* _RECORDS SHOWN_:

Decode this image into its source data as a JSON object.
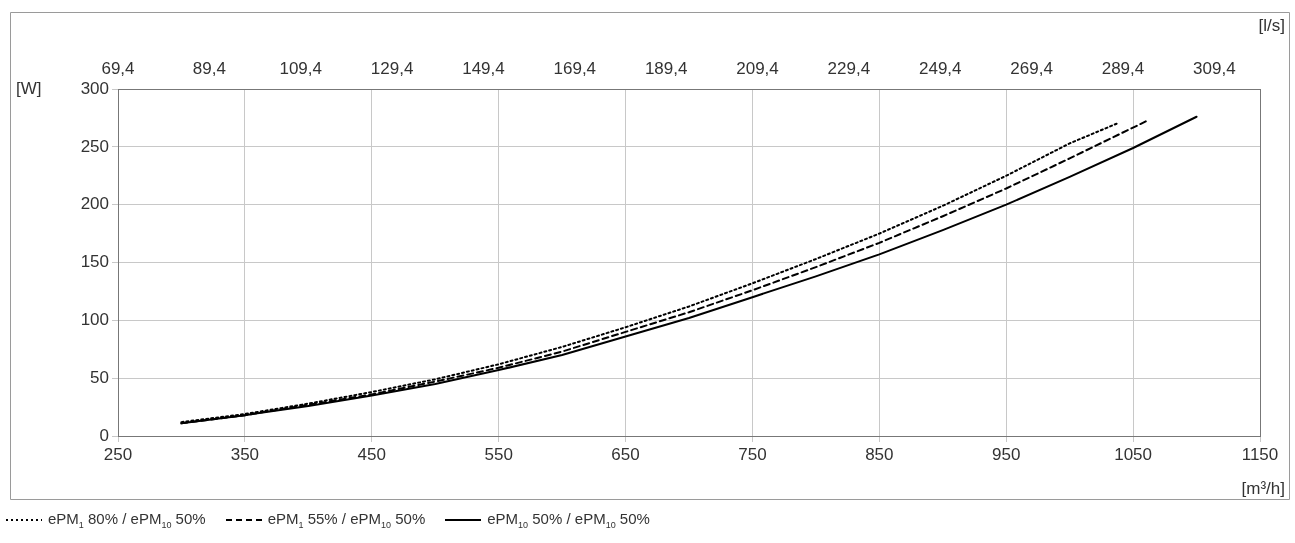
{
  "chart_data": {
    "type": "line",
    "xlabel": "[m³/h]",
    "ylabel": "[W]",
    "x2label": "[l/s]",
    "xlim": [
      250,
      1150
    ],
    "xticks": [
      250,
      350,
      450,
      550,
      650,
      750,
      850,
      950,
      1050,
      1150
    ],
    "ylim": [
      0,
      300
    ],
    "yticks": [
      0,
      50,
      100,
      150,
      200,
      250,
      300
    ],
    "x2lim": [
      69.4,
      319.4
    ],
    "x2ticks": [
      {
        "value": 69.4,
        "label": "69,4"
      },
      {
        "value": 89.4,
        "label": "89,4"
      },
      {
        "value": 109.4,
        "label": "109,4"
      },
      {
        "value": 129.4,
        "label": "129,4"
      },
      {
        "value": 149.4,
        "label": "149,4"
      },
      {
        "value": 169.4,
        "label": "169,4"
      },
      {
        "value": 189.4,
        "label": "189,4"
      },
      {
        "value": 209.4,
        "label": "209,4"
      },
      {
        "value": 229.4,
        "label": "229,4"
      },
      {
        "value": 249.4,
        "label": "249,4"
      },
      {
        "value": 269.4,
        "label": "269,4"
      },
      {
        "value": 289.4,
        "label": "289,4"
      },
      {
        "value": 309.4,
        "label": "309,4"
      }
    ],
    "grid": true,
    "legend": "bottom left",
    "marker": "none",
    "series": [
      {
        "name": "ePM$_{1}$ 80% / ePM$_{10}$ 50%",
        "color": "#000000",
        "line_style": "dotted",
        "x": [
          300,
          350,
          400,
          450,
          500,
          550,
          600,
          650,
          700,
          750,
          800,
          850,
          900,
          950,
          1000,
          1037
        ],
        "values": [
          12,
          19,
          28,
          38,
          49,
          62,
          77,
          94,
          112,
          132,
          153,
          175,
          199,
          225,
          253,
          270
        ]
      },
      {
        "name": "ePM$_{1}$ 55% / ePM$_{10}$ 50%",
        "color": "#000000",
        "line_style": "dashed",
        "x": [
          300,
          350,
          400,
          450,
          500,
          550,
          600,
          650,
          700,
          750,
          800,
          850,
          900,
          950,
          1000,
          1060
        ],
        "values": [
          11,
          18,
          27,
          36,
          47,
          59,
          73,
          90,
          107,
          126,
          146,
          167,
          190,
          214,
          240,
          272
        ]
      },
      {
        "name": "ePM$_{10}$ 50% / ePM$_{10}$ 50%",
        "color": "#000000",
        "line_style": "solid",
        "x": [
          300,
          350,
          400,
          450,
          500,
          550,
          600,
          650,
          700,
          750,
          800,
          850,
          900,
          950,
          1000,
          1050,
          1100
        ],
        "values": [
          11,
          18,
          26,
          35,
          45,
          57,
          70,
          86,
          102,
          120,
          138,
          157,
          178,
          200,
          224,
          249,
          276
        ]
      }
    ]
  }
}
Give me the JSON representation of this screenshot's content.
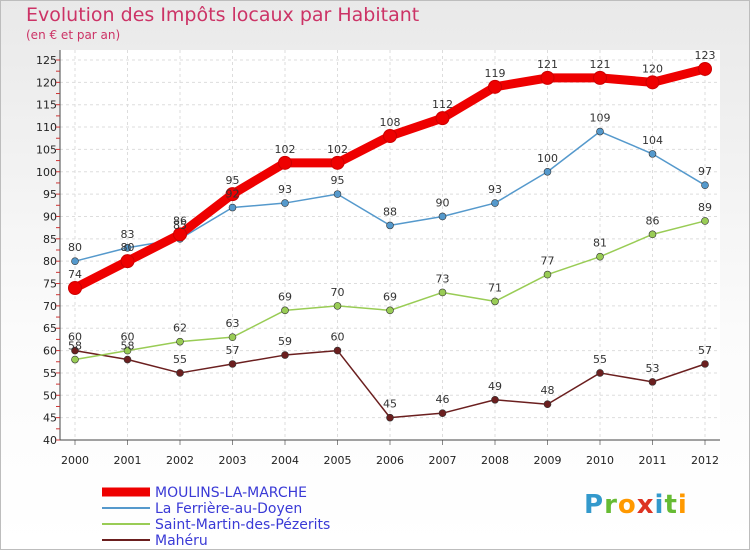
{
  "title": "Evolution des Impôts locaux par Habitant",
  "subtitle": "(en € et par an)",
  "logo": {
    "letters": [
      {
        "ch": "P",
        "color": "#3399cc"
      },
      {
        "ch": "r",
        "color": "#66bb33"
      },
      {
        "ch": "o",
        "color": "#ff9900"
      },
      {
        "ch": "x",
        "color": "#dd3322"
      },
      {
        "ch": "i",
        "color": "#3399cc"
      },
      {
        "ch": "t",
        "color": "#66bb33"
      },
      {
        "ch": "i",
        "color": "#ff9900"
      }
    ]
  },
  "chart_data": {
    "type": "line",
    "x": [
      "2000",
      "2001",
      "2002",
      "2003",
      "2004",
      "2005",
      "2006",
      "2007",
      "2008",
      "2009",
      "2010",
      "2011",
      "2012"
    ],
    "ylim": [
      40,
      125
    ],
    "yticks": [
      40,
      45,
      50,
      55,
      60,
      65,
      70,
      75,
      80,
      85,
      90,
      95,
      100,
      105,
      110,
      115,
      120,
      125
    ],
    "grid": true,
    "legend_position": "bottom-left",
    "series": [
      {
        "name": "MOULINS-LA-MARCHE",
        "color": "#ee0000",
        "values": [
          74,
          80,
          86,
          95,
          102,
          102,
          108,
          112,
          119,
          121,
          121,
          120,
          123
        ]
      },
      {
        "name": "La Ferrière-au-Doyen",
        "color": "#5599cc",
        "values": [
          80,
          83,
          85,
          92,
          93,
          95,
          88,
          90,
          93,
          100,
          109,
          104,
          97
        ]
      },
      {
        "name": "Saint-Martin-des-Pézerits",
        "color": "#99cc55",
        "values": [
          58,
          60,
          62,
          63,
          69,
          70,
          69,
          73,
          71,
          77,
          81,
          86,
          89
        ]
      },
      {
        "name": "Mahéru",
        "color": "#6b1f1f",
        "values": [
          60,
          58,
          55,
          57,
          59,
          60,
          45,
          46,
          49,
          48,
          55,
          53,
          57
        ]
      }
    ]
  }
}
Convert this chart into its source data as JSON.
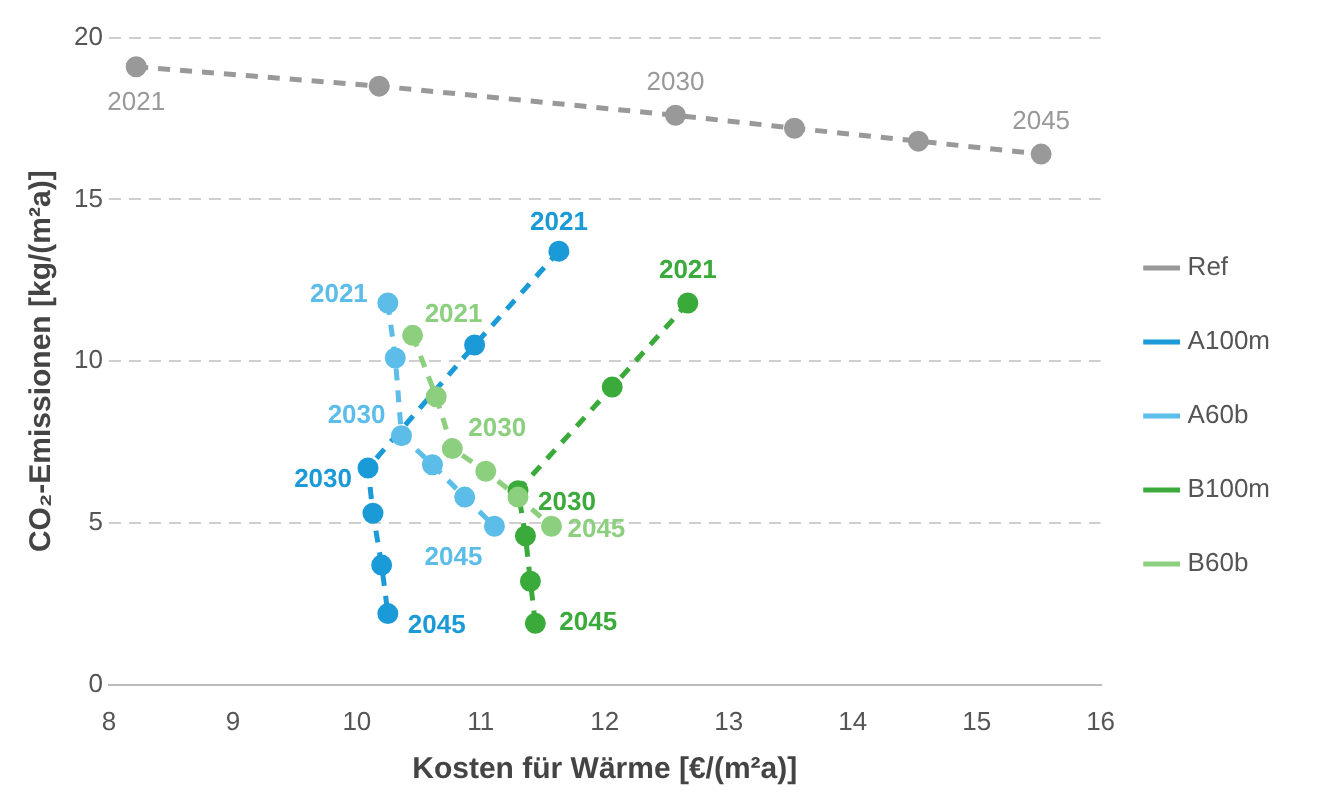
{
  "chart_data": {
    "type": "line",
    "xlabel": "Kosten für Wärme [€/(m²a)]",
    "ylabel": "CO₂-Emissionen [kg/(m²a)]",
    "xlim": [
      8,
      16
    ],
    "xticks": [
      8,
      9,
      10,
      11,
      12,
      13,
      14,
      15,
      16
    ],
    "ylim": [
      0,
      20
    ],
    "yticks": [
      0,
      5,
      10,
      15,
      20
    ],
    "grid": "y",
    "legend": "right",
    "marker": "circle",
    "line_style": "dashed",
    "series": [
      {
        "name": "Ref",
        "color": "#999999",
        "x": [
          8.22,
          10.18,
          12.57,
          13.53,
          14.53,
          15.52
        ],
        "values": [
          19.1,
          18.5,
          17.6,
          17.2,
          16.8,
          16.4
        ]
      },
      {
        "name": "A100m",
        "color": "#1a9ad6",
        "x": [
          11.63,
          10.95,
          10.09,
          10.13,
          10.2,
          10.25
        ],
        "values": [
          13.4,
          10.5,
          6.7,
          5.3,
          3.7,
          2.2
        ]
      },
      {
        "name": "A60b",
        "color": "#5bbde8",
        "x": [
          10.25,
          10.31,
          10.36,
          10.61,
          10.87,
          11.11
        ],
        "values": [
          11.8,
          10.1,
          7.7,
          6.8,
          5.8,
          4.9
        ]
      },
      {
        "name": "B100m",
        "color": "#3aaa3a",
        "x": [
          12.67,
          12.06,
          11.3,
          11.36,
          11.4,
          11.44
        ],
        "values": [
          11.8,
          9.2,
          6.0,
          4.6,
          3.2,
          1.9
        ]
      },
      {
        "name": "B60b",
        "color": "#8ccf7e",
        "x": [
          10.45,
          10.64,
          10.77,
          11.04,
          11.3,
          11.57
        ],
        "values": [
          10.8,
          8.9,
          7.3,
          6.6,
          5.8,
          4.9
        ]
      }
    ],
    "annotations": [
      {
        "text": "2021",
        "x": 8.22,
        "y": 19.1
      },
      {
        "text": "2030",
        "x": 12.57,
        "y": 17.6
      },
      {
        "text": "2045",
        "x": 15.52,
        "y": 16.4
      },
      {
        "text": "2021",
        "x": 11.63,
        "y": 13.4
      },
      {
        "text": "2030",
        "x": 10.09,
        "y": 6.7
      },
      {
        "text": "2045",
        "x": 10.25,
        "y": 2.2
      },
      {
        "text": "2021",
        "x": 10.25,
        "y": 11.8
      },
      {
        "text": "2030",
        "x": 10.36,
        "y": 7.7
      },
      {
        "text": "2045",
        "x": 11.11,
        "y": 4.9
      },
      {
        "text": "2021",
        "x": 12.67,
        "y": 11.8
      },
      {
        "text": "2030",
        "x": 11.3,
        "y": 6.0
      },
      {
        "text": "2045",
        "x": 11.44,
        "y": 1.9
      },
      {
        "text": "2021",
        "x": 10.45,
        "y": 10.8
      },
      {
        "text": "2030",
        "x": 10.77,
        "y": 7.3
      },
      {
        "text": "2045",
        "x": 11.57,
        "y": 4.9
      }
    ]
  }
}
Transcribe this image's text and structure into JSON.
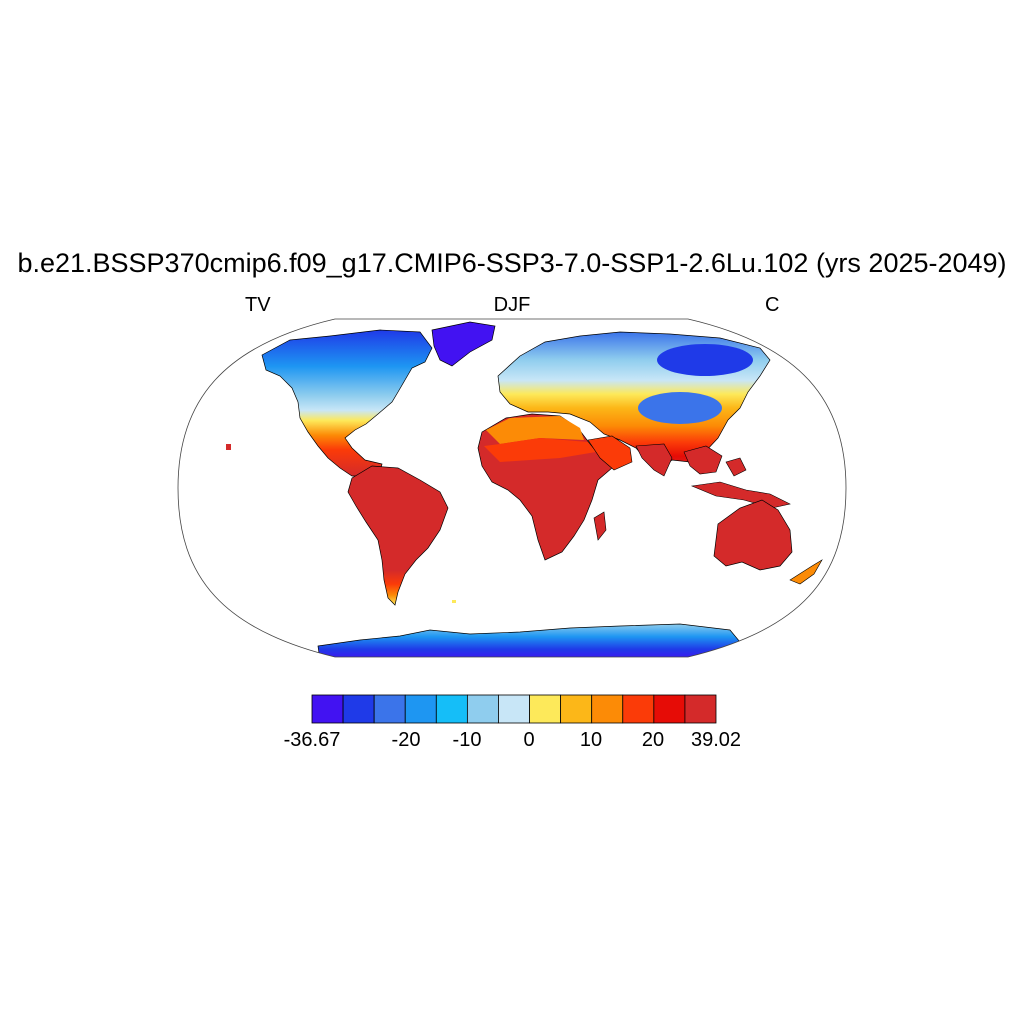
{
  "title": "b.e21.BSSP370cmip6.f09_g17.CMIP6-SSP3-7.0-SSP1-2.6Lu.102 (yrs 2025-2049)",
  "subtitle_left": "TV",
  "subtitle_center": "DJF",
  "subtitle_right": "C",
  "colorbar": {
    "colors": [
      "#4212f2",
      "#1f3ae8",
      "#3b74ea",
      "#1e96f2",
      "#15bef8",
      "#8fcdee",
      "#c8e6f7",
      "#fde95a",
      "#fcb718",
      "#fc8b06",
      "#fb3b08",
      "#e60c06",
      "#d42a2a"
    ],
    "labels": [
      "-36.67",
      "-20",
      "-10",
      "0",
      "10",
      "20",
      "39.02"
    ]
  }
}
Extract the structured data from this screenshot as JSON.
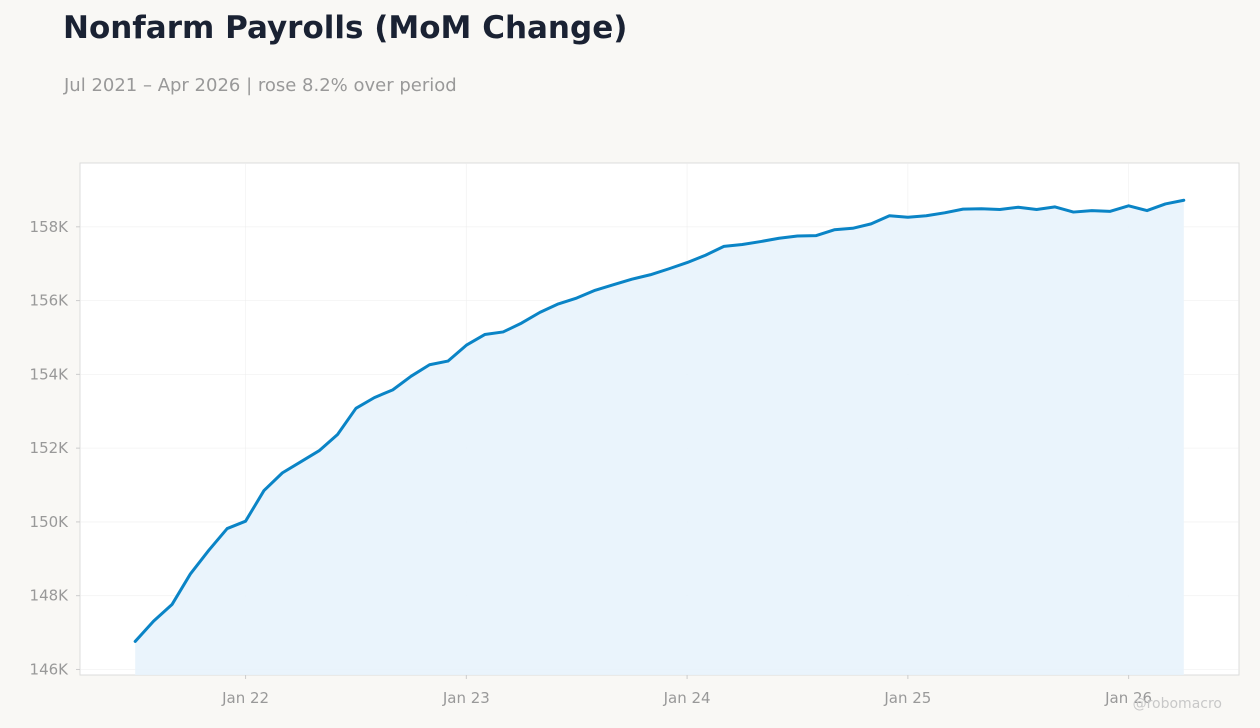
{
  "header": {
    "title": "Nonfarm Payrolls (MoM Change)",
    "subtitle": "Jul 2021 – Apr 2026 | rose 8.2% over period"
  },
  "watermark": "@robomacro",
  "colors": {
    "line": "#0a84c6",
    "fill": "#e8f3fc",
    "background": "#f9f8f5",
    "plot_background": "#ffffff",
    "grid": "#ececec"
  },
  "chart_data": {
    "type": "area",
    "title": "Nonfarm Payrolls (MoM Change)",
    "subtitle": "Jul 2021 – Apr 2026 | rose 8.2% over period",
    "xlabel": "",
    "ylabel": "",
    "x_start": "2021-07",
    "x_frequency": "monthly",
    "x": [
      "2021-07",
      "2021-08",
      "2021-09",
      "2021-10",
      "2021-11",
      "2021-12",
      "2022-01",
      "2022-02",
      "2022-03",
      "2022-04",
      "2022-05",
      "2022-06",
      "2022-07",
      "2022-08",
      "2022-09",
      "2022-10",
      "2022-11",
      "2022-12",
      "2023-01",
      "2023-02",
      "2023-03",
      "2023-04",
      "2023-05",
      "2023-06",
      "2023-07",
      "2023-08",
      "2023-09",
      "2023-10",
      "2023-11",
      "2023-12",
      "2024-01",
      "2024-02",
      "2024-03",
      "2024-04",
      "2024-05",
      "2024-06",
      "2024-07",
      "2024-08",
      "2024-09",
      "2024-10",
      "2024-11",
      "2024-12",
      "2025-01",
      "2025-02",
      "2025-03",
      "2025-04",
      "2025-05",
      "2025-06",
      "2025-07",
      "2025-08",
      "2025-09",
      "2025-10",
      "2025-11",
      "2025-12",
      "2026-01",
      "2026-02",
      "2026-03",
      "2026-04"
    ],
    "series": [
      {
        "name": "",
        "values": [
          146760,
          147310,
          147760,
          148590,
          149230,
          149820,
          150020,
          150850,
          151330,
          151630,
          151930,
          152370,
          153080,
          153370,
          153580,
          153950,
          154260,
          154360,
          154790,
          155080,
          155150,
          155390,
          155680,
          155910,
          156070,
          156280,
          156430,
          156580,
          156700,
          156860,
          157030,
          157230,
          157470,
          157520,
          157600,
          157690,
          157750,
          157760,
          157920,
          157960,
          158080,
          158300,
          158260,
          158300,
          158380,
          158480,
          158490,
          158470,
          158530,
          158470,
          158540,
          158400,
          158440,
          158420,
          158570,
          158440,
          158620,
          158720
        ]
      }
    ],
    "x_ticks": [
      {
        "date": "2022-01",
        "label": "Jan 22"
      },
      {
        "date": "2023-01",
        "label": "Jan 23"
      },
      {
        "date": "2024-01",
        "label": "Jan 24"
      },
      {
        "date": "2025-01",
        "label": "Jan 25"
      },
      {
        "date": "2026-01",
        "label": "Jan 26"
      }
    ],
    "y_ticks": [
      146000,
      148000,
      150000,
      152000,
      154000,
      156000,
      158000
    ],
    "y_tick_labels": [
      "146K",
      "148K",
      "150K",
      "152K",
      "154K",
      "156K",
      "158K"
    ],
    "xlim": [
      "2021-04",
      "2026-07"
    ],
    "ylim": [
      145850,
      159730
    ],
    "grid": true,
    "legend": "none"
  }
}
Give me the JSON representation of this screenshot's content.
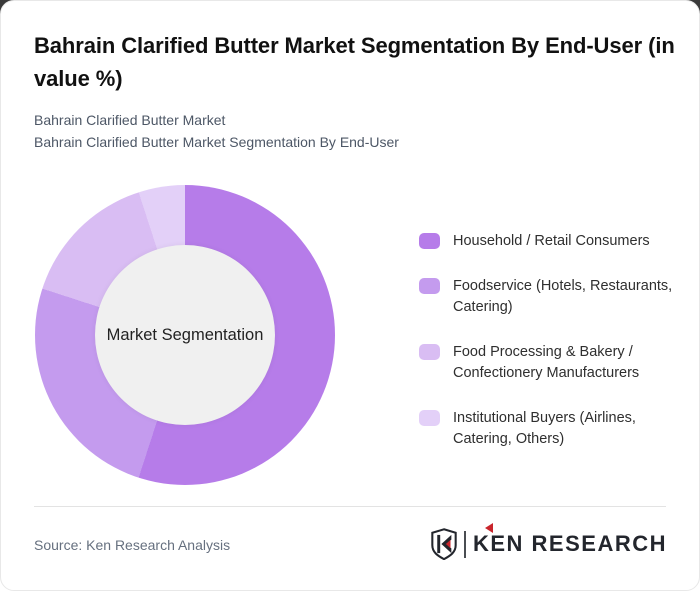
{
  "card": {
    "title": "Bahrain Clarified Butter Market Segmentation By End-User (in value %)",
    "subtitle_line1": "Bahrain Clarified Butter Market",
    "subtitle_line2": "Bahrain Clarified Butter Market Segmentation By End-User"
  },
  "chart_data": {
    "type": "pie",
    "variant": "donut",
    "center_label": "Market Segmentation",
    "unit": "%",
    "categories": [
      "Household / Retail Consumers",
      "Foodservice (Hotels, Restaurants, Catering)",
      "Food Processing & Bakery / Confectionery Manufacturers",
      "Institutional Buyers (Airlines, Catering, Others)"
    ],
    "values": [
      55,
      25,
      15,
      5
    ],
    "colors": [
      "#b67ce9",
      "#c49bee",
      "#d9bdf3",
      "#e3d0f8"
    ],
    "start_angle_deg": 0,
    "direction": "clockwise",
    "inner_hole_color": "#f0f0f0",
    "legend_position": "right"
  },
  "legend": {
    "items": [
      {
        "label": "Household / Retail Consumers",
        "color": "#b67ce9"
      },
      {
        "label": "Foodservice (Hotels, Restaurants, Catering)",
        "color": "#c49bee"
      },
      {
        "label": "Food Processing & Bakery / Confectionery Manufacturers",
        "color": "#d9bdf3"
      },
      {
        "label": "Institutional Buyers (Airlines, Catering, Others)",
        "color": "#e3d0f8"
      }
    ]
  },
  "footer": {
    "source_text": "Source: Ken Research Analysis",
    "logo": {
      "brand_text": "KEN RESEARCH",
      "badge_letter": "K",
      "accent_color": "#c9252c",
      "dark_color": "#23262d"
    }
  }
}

* _TASK OBJECTIVE_: From the records above, how many lines include the word "Household"? Only the number is wanted.

* _RESULT OF THIS EXERCISE_: 2